**** RAW RECORDS ****

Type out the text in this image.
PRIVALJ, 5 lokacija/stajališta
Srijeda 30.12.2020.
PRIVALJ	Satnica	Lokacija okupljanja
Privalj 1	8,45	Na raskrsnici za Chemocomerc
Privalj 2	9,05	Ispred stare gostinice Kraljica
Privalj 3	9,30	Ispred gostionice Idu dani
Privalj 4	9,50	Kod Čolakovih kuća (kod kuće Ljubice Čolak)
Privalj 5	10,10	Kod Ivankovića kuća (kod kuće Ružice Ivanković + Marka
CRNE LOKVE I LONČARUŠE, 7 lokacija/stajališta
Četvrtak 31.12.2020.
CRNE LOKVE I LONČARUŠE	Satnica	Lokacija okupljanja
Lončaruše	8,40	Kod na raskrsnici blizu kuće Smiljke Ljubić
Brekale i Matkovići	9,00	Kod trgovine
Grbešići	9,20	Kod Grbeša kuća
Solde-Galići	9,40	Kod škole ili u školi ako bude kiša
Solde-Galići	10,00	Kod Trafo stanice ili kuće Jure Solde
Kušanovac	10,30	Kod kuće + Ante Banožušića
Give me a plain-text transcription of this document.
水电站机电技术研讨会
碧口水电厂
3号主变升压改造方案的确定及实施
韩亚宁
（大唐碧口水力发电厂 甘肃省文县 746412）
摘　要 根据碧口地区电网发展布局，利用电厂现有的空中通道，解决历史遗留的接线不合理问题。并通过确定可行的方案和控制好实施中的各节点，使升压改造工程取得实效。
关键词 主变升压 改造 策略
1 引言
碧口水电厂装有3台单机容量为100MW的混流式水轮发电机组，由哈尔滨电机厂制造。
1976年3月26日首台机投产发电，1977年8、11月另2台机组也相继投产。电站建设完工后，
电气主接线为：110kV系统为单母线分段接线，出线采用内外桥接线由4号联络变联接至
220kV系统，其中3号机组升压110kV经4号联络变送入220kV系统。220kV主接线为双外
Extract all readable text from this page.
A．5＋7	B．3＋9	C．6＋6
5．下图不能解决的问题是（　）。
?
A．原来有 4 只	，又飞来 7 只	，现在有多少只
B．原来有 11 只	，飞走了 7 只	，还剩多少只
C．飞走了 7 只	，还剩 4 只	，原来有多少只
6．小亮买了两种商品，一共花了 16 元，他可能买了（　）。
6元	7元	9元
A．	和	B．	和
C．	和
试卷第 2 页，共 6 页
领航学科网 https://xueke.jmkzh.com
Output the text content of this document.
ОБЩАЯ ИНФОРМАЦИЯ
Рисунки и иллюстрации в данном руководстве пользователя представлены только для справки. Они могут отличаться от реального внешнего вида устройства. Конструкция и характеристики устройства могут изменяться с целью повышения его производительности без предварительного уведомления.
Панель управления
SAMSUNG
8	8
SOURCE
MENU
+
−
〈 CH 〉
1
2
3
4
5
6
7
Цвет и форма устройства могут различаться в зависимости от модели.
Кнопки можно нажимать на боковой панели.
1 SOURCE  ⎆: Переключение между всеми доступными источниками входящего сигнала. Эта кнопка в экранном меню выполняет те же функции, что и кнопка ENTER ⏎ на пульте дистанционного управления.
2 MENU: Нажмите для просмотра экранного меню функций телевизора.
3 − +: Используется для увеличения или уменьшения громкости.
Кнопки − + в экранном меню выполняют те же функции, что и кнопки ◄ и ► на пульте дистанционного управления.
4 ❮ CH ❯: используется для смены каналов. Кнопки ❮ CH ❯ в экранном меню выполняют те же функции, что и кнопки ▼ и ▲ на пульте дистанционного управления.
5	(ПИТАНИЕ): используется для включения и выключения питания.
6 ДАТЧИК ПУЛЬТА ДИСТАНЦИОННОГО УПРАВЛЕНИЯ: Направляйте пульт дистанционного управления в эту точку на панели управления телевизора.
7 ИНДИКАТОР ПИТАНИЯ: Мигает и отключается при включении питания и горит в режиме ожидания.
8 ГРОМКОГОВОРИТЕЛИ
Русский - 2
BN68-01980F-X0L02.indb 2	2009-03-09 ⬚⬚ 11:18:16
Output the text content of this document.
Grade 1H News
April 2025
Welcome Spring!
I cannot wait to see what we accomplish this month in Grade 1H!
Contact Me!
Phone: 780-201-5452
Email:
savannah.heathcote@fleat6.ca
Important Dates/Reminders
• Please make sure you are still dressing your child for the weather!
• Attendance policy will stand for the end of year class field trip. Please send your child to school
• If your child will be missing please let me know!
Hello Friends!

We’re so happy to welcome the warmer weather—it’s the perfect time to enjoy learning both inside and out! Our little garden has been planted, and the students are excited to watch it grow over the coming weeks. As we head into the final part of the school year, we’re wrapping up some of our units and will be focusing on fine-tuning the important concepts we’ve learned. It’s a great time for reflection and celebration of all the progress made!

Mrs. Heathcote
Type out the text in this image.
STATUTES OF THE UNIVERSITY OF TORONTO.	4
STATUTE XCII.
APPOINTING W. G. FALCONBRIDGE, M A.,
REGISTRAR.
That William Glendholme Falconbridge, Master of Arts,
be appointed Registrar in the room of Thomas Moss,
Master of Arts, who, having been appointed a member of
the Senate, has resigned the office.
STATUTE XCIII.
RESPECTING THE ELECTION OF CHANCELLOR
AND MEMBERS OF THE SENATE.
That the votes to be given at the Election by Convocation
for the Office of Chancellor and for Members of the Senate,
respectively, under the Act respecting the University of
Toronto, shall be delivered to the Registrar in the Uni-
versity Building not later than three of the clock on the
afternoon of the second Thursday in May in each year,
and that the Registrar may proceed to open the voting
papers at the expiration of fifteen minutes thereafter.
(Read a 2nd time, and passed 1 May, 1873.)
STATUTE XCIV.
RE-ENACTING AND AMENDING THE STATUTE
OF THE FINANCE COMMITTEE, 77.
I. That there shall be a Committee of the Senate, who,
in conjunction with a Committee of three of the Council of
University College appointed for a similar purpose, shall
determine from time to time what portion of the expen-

****

:: WRITTEN TASK ::
Find each line in the records holding the string "Кнопки" and show it.

:: SOLUTION FOR THIS TASK ::
Кнопки можно нажимать на боковой панели.
Кнопки − + в экранном меню выполняют те же функции, что и кнопки ◄ и ► на пульте дистанционного управления.
4 ❮ CH ❯: используется для смены каналов. Кнопки ❮ CH ❯ в экранном меню выполняют те же функции, что и кнопки ▼ и ▲ на пульте дистанционного управления.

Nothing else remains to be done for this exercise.